> **Your instructions**
Find every line in the records below that holds the word "display", and copy each one.

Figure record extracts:
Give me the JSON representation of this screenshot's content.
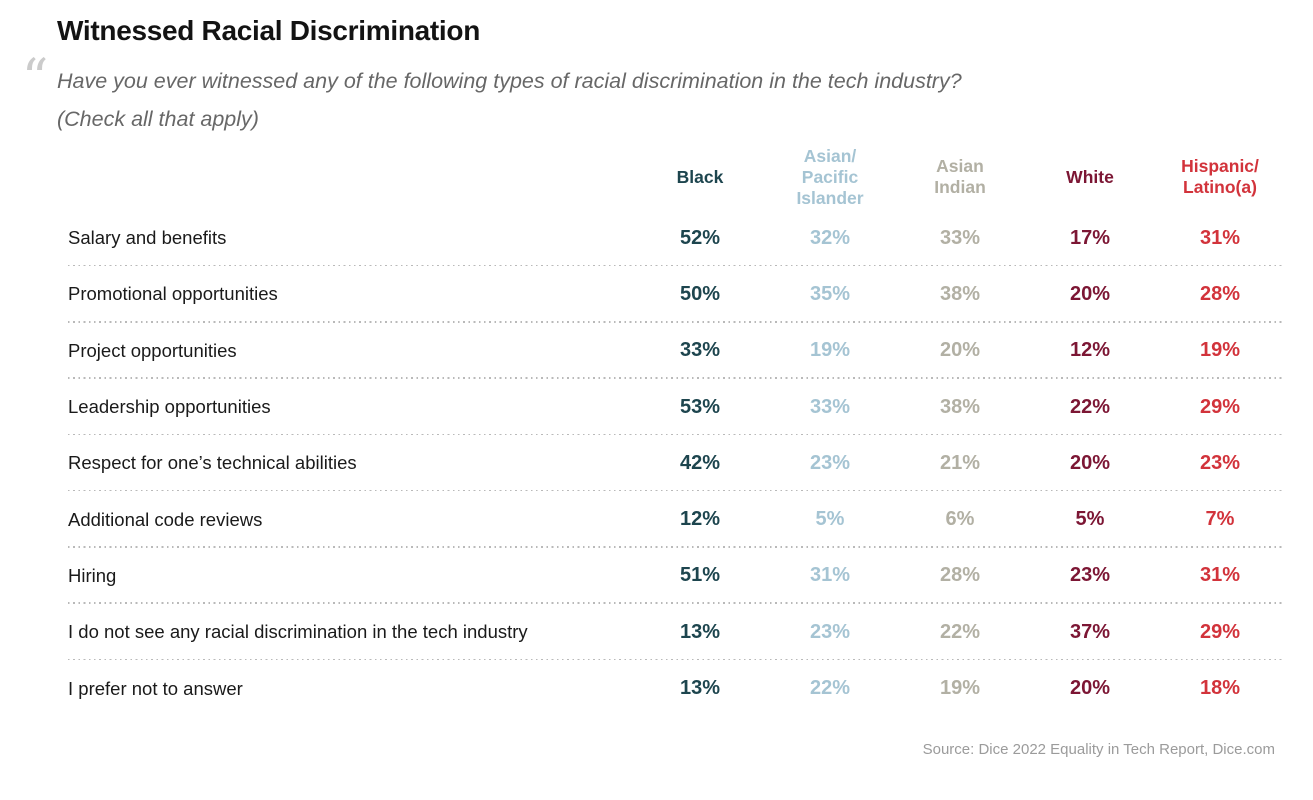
{
  "page": {
    "title": "Witnessed Racial Discrimination",
    "quote_mark": "“",
    "question_line1": "Have you ever witnessed any of the following types of racial discrimination in the tech industry?",
    "question_line2": "(Check all that apply)",
    "source": "Source: Dice 2022 Equality in Tech Report, Dice.com"
  },
  "colors": {
    "black_column": "#1d454e",
    "asian_pacific_islander_column": "#a5c4d3",
    "asian_indian_column": "#b2b0a4",
    "white_column": "#7c1634",
    "hispanic_latino_column": "#d2333b",
    "separator": "#b9b9b9"
  },
  "chart_data": {
    "type": "table",
    "title": "Witnessed Racial Discrimination",
    "question": "Have you ever witnessed any of the following types of racial discrimination in the tech industry? (Check all that apply)",
    "columns": [
      {
        "label": "Black",
        "display": "Black",
        "color": "#1d454e"
      },
      {
        "label": "Asian/Pacific Islander",
        "display": "Asian/\nPacific\nIslander",
        "color": "#a5c4d3"
      },
      {
        "label": "Asian Indian",
        "display": "Asian\nIndian",
        "color": "#b2b0a4"
      },
      {
        "label": "White",
        "display": "White",
        "color": "#7c1634"
      },
      {
        "label": "Hispanic/Latino(a)",
        "display": "Hispanic/\nLatino(a)",
        "color": "#d2333b"
      }
    ],
    "rows": [
      {
        "label": "Salary and benefits",
        "values": [
          "52%",
          "32%",
          "33%",
          "17%",
          "31%"
        ]
      },
      {
        "label": "Promotional opportunities",
        "values": [
          "50%",
          "35%",
          "38%",
          "20%",
          "28%"
        ]
      },
      {
        "label": "Project opportunities",
        "values": [
          "33%",
          "19%",
          "20%",
          "12%",
          "19%"
        ]
      },
      {
        "label": "Leadership opportunities",
        "values": [
          "53%",
          "33%",
          "38%",
          "22%",
          "29%"
        ]
      },
      {
        "label": "Respect for one’s technical abilities",
        "values": [
          "42%",
          "23%",
          "21%",
          "20%",
          "23%"
        ]
      },
      {
        "label": "Additional code reviews",
        "values": [
          "12%",
          "5%",
          "6%",
          "5%",
          "7%"
        ]
      },
      {
        "label": "Hiring",
        "values": [
          "51%",
          "31%",
          "28%",
          "23%",
          "31%"
        ]
      },
      {
        "label": "I do not see any racial discrimination in the tech industry",
        "values": [
          "13%",
          "23%",
          "22%",
          "37%",
          "29%"
        ]
      },
      {
        "label": "I prefer not to answer",
        "values": [
          "13%",
          "22%",
          "19%",
          "20%",
          "18%"
        ]
      }
    ],
    "source": "Source: Dice 2022 Equality in Tech Report, Dice.com"
  }
}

> **Full response**
        "display": "Black",
        "display": "Asian/\nPacific\nIslander",
        "display": "Asian\nIndian",
        "display": "White",
        "display": "Hispanic/\nLatino(a)",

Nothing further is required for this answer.